_YOUR GOAL_
Emit the data below verbatim, stripping out any pictures.

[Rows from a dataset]
• • • • •
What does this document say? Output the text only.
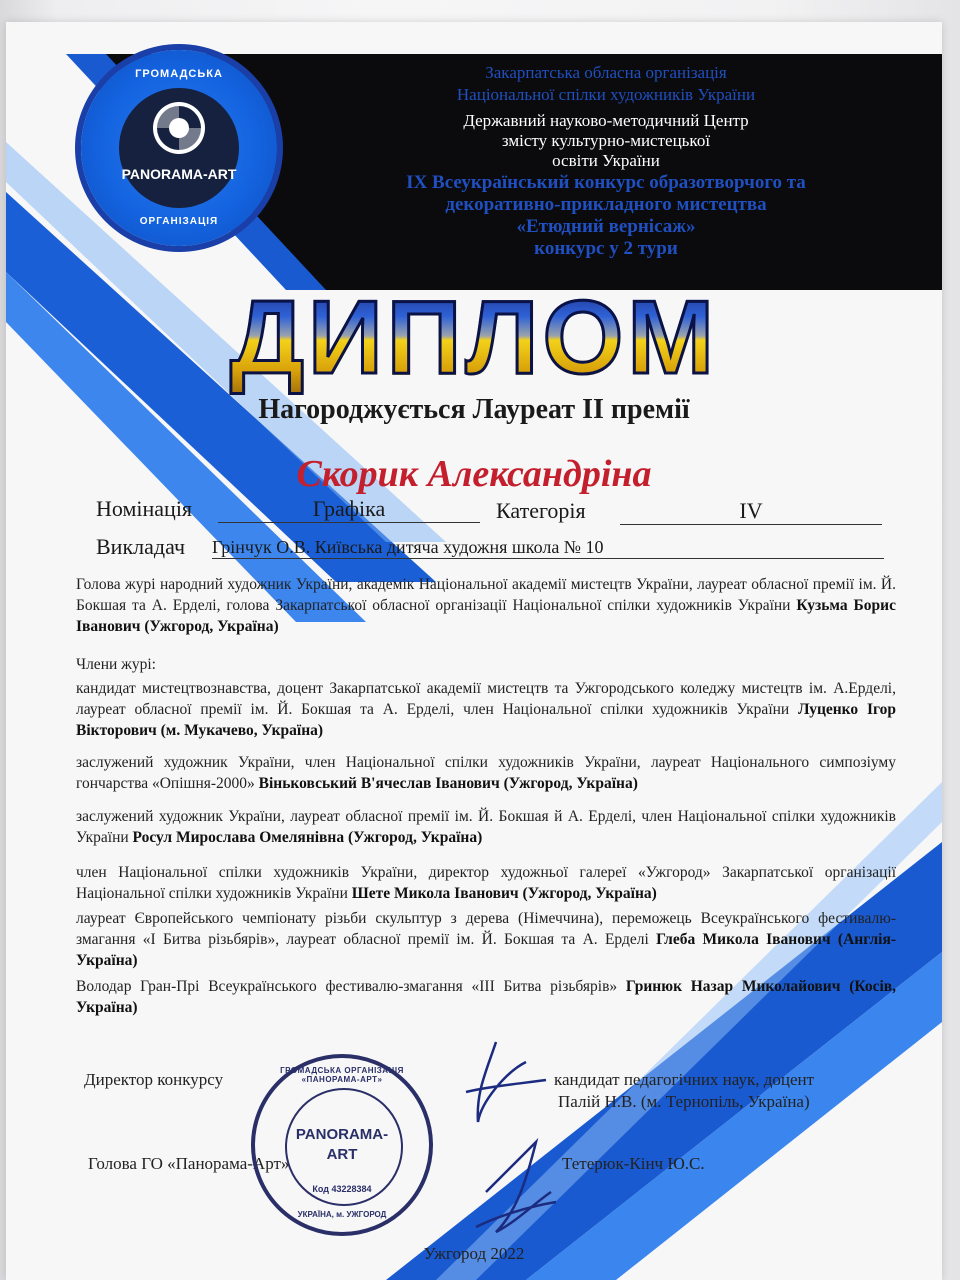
ГРОМАДСЬКА
PANORAMA-ART
ОРГАНІЗАЦІЯ
Закарпатська обласна організація
Національної спілки художників України
Державний науково-методичний Центр
змісту культурно-мистецької
освіти України
IX Всеукраїнський конкурс образотворчого та
декоративно-прикладного мистецтва
«Етюдний вернісаж»
конкурс у 2 тури
ДИПЛОМ
Нагороджується Лауреат ІІ премії
Скорик Александріна
Номінація	Графіка	Категорія	IV
Викладач Грінчук О.В. Київська дитяча художня школа № 10
Голова журі народний художник України, академік Національної академії мистецтв України, лауреат обласної премії ім. Й. Бокшая та А. Ерделі, голова Закарпатської обласної організації Національної спілки художників України Кузьма Борис Іванович (Ужгород, Україна)
Члени журі:
кандидат мистецтвознавства, доцент Закарпатської академії мистецтв та Ужгородського коледжу мистецтв ім. А.Ерделі, лауреат обласної премії ім. Й. Бокшая та А. Ерделі, член Національної спілки художників України Луценко Ігор Вікторович (м. Мукачево, Україна)
заслужений художник України, член Національної спілки художників України, лауреат Національного симпозіуму гончарства «Опішня-2000» Віньковський В'ячеслав Іванович (Ужгород, Україна)
заслужений художник України, лауреат обласної премії ім. Й. Бокшая й А. Ерделі, член Національної спілки художників України Росул Мирослава Омелянівна (Ужгород, Україна)
член Національної спілки художників України, директор художньої галереї «Ужгород» Закарпатської організації Національної спілки художників України Шете Микола Іванович (Ужгород, Україна)
лауреат Європейського чемпіонату різьби скульптур з дерева (Німеччина), переможець Всеукраїнського фестивалю-змагання «І Битва різьбярів», лауреат обласної премії ім. Й. Бокшая та А. Ерделі Глеба Микола Іванович (Англія-Україна)
Володар Гран-Прі Всеукраїнського фестивалю-змагання «ІІІ Битва різьбярів» Гринюк Назар Миколайович (Косів, Україна)
Директор конкурсу	кандидат педагогічних наук, доцент
Палій Н.В. (м. Тернопіль, Україна)
Голова ГО «Панорама-Арт»	Тетерюк-Кінч Ю.С.
ГРОМАДСЬКА ОРГАНІЗАЦІЯ «ПАНОРАМА-АРТ»
PANORAMA-
ART
Код 43228384
УКРАЇНА, м. УЖГОРОД
Ужгород 2022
• • • • •
_RESPONSE BELOW_
What does this document say? Output the text only.
ГРОМАДСЬКА
PANORAMA-ART
ОРГАНІЗАЦІЯ
Закарпатська обласна організація
Національної спілки художників України
Державний науково-методичний Центр
змісту культурно-мистецької
освіти України
IX Всеукраїнський конкурс образотворчого та
декоративно-прикладного мистецтва
«Етюдний вернісаж»
конкурс у 2 тури
ДИПЛОМ
Нагороджується Лауреат ІІ премії
Скорик Александріна
Номінація	Графіка	Категорія	IV
Викладач Грінчук О.В. Київська дитяча художня школа № 10
Голова журі народний художник України, академік Національної академії мистецтв України, лауреат обласної премії ім. Й. Бокшая та А. Ерделі, голова Закарпатської обласної організації Національної спілки художників України Кузьма Борис Іванович (Ужгород, Україна)
Члени журі:
кандидат мистецтвознавства, доцент Закарпатської академії мистецтв та Ужгородського коледжу мистецтв ім. А.Ерделі, лауреат обласної премії ім. Й. Бокшая та А. Ерделі, член Національної спілки художників України Луценко Ігор Вікторович (м. Мукачево, Україна)
заслужений художник України, член Національної спілки художників України, лауреат Національного симпозіуму гончарства «Опішня-2000» Віньковський В'ячеслав Іванович (Ужгород, Україна)
заслужений художник України, лауреат обласної премії ім. Й. Бокшая й А. Ерделі, член Національної спілки художників України Росул Мирослава Омелянівна (Ужгород, Україна)
член Національної спілки художників України, директор художньої галереї «Ужгород» Закарпатської організації Національної спілки художників України Шете Микола Іванович (Ужгород, Україна)
лауреат Європейського чемпіонату різьби скульптур з дерева (Німеччина), переможець Всеукраїнського фестивалю-змагання «І Битва різьбярів», лауреат обласної премії ім. Й. Бокшая та А. Ерделі Глеба Микола Іванович (Англія-Україна)
Володар Гран-Прі Всеукраїнського фестивалю-змагання «ІІІ Битва різьбярів» Гринюк Назар Миколайович (Косів, Україна)
Директор конкурсу	кандидат педагогічних наук, доцент
Палій Н.В. (м. Тернопіль, Україна)
Голова ГО «Панорама-Арт»	Тетерюк-Кінч Ю.С.
ГРОМАДСЬКА ОРГАНІЗАЦІЯ «ПАНОРАМА-АРТ»
PANORAMA-
ART
Код 43228384
УКРАЇНА, м. УЖГОРОД
Ужгород 2022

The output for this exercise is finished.